* [Aim] Every line below must be reproduced exactly. Copy them all.

[Data records]
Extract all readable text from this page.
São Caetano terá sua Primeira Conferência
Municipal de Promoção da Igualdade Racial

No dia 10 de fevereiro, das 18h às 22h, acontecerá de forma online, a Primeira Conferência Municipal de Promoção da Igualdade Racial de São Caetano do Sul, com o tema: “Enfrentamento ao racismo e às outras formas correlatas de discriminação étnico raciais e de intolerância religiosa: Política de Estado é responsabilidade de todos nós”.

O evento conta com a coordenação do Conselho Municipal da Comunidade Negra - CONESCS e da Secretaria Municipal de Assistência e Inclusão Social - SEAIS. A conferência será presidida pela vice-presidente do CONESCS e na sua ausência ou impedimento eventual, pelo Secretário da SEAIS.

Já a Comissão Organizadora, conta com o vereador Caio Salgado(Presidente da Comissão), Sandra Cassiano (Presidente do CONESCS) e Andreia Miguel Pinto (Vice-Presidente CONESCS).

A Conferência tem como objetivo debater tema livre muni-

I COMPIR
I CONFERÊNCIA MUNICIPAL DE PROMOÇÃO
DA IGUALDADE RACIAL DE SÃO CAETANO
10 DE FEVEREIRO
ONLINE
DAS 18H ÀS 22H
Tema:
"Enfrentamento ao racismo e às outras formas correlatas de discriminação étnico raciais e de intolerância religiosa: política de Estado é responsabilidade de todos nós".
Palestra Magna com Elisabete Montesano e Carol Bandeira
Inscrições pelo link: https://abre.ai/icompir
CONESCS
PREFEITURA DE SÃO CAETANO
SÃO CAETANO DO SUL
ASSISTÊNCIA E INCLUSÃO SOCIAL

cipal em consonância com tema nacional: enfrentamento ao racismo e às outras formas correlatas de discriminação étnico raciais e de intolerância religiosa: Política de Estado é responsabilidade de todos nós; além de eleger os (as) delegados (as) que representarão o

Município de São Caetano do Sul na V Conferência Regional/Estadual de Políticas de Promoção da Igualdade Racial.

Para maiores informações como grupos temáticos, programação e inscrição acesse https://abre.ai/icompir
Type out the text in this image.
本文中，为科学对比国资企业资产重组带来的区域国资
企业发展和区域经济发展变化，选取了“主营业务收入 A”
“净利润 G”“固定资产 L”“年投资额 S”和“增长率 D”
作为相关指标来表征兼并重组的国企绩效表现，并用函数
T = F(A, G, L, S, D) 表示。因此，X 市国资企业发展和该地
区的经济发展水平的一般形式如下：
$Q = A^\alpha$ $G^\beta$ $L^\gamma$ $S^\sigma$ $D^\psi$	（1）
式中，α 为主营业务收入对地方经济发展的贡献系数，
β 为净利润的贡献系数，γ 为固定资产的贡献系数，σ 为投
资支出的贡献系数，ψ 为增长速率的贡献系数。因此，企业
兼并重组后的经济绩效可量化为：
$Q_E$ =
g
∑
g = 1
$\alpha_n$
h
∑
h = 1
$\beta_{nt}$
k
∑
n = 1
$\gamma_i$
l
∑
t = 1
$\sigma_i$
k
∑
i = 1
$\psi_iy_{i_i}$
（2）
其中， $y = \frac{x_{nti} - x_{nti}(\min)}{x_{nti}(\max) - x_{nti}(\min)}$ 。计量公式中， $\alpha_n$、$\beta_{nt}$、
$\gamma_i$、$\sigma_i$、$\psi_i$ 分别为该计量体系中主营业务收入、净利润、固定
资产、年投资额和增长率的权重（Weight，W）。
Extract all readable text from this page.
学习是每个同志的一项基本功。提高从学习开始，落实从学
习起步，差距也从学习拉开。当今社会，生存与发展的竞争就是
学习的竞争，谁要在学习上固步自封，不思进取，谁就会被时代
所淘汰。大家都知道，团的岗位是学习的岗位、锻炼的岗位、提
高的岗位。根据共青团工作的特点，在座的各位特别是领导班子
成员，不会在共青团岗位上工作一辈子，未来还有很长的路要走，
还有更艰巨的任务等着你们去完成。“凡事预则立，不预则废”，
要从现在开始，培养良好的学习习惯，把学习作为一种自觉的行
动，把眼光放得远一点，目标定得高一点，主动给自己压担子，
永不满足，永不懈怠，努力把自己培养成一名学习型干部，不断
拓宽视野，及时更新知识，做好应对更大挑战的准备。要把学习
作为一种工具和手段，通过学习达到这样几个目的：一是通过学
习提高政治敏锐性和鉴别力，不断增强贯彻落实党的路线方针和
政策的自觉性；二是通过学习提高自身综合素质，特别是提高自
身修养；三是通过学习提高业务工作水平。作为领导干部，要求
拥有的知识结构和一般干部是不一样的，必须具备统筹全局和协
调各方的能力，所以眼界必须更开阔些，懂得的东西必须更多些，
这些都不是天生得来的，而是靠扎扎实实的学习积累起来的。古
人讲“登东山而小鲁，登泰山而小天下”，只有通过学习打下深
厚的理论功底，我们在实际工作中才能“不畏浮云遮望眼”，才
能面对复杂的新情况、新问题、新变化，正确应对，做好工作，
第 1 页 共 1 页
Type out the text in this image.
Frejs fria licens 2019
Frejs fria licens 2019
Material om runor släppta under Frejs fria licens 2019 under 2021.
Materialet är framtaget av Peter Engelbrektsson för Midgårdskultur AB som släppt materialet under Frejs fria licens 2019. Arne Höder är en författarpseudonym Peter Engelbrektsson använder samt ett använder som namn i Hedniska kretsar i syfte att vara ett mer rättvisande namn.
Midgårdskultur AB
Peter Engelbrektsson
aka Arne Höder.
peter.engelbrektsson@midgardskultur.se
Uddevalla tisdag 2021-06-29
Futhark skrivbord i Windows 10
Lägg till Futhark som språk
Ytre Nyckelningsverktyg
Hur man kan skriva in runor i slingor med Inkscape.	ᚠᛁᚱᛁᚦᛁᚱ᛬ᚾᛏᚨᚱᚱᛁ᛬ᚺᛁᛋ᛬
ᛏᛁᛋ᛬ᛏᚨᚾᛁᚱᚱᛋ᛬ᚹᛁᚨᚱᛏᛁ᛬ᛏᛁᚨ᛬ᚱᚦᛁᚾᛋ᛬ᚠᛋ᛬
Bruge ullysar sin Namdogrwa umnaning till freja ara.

* [Solution for this exercise]
Extract all readable text from this page.
São Caetano terá sua Primeira Conferência
Municipal de Promoção da Igualdade Racial

No dia 10 de fevereiro, das 18h às 22h, acontecerá de forma online, a Primeira Conferência Municipal de Promoção da Igualdade Racial de São Caetano do Sul, com o tema: “Enfrentamento ao racismo e às outras formas correlatas de discriminação étnico raciais e de intolerância religiosa: Política de Estado é responsabilidade de todos nós”.

O evento conta com a coordenação do Conselho Municipal da Comunidade Negra - CONESCS e da Secretaria Municipal de Assistência e Inclusão Social - SEAIS. A conferência será presidida pela vice-presidente do CONESCS e na sua ausência ou impedimento eventual, pelo Secretário da SEAIS.

Já a Comissão Organizadora, conta com o vereador Caio Salgado(Presidente da Comissão), Sandra Cassiano (Presidente do CONESCS) e Andreia Miguel Pinto (Vice-Presidente CONESCS).

A Conferência tem como objetivo debater tema livre muni-

I COMPIR
I CONFERÊNCIA MUNICIPAL DE PROMOÇÃO
DA IGUALDADE RACIAL DE SÃO CAETANO
10 DE FEVEREIRO
ONLINE
DAS 18H ÀS 22H
Tema:
"Enfrentamento ao racismo e às outras formas correlatas de discriminação étnico raciais e de intolerância religiosa: política de Estado é responsabilidade de todos nós".
Palestra Magna com Elisabete Montesano e Carol Bandeira
Inscrições pelo link: https://abre.ai/icompir
CONESCS
PREFEITURA DE SÃO CAETANO
SÃO CAETANO DO SUL
ASSISTÊNCIA E INCLUSÃO SOCIAL

cipal em consonância com tema nacional: enfrentamento ao racismo e às outras formas correlatas de discriminação étnico raciais e de intolerância religiosa: Política de Estado é responsabilidade de todos nós; além de eleger os (as) delegados (as) que representarão o

Município de São Caetano do Sul na V Conferência Regional/Estadual de Políticas de Promoção da Igualdade Racial.

Para maiores informações como grupos temáticos, programação e inscrição acesse https://abre.ai/icompir
Type out the text in this image.
本文中，为科学对比国资企业资产重组带来的区域国资
企业发展和区域经济发展变化，选取了“主营业务收入 A”
“净利润 G”“固定资产 L”“年投资额 S”和“增长率 D”
作为相关指标来表征兼并重组的国企绩效表现，并用函数
T = F(A, G, L, S, D) 表示。因此，X 市国资企业发展和该地
区的经济发展水平的一般形式如下：
$Q = A^\alpha$ $G^\beta$ $L^\gamma$ $S^\sigma$ $D^\psi$	（1）
式中，α 为主营业务收入对地方经济发展的贡献系数，
β 为净利润的贡献系数，γ 为固定资产的贡献系数，σ 为投
资支出的贡献系数，ψ 为增长速率的贡献系数。因此，企业
兼并重组后的经济绩效可量化为：
$Q_E$ =
g
∑
g = 1
$\alpha_n$
h
∑
h = 1
$\beta_{nt}$
k
∑
n = 1
$\gamma_i$
l
∑
t = 1
$\sigma_i$
k
∑
i = 1
$\psi_iy_{i_i}$
（2）
其中， $y = \frac{x_{nti} - x_{nti}(\min)}{x_{nti}(\max) - x_{nti}(\min)}$ 。计量公式中， $\alpha_n$、$\beta_{nt}$、
$\gamma_i$、$\sigma_i$、$\psi_i$ 分别为该计量体系中主营业务收入、净利润、固定
资产、年投资额和增长率的权重（Weight，W）。
Extract all readable text from this page.
学习是每个同志的一项基本功。提高从学习开始，落实从学
习起步，差距也从学习拉开。当今社会，生存与发展的竞争就是
学习的竞争，谁要在学习上固步自封，不思进取，谁就会被时代
所淘汰。大家都知道，团的岗位是学习的岗位、锻炼的岗位、提
高的岗位。根据共青团工作的特点，在座的各位特别是领导班子
成员，不会在共青团岗位上工作一辈子，未来还有很长的路要走，
还有更艰巨的任务等着你们去完成。“凡事预则立，不预则废”，
要从现在开始，培养良好的学习习惯，把学习作为一种自觉的行
动，把眼光放得远一点，目标定得高一点，主动给自己压担子，
永不满足，永不懈怠，努力把自己培养成一名学习型干部，不断
拓宽视野，及时更新知识，做好应对更大挑战的准备。要把学习
作为一种工具和手段，通过学习达到这样几个目的：一是通过学
习提高政治敏锐性和鉴别力，不断增强贯彻落实党的路线方针和
政策的自觉性；二是通过学习提高自身综合素质，特别是提高自
身修养；三是通过学习提高业务工作水平。作为领导干部，要求
拥有的知识结构和一般干部是不一样的，必须具备统筹全局和协
调各方的能力，所以眼界必须更开阔些，懂得的东西必须更多些，
这些都不是天生得来的，而是靠扎扎实实的学习积累起来的。古
人讲“登东山而小鲁，登泰山而小天下”，只有通过学习打下深
厚的理论功底，我们在实际工作中才能“不畏浮云遮望眼”，才
能面对复杂的新情况、新问题、新变化，正确应对，做好工作，
第 1 页 共 1 页
Type out the text in this image.
Frejs fria licens 2019
Frejs fria licens 2019
Material om runor släppta under Frejs fria licens 2019 under 2021.
Materialet är framtaget av Peter Engelbrektsson för Midgårdskultur AB som släppt materialet under Frejs fria licens 2019. Arne Höder är en författarpseudonym Peter Engelbrektsson använder samt ett använder som namn i Hedniska kretsar i syfte att vara ett mer rättvisande namn.
Midgårdskultur AB
Peter Engelbrektsson
aka Arne Höder.
peter.engelbrektsson@midgardskultur.se
Uddevalla tisdag 2021-06-29
Futhark skrivbord i Windows 10
Lägg till Futhark som språk
Ytre Nyckelningsverktyg
Hur man kan skriva in runor i slingor med Inkscape.	ᚠᛁᚱᛁᚦᛁᚱ᛬ᚾᛏᚨᚱᚱᛁ᛬ᚺᛁᛋ᛬
ᛏᛁᛋ᛬ᛏᚨᚾᛁᚱᚱᛋ᛬ᚹᛁᚨᚱᛏᛁ᛬ᛏᛁᚨ᛬ᚱᚦᛁᚾᛋ᛬ᚠᛋ᛬
Bruge ullysar sin Namdogrwa umnaning till freja ara.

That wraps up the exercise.